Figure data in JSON
>>>>>
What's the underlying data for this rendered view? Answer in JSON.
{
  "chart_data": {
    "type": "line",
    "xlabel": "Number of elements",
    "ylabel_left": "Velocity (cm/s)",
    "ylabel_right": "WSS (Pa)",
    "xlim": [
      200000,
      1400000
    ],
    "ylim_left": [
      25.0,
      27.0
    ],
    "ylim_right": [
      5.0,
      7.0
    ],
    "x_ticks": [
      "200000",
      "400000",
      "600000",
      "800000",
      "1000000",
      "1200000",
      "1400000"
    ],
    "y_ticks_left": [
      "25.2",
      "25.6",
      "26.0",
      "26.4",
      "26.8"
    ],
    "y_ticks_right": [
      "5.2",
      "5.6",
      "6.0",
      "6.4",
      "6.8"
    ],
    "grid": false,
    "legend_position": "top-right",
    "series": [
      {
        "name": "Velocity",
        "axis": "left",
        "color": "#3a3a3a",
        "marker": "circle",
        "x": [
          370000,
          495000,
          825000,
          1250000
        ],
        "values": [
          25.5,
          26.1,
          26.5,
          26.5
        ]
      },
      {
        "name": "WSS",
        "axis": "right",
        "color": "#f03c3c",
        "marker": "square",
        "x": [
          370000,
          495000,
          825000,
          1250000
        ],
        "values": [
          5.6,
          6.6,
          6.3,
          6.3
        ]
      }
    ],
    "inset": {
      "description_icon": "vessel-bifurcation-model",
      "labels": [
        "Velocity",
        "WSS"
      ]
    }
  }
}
<<<<<
Exercise instructions » Which lines in the listing above hold the word "Velocity"? Show each of them.

Answer to this exercise »
    "ylabel_left": "Velocity (cm/s)",
        "name": "Velocity",
        "Velocity",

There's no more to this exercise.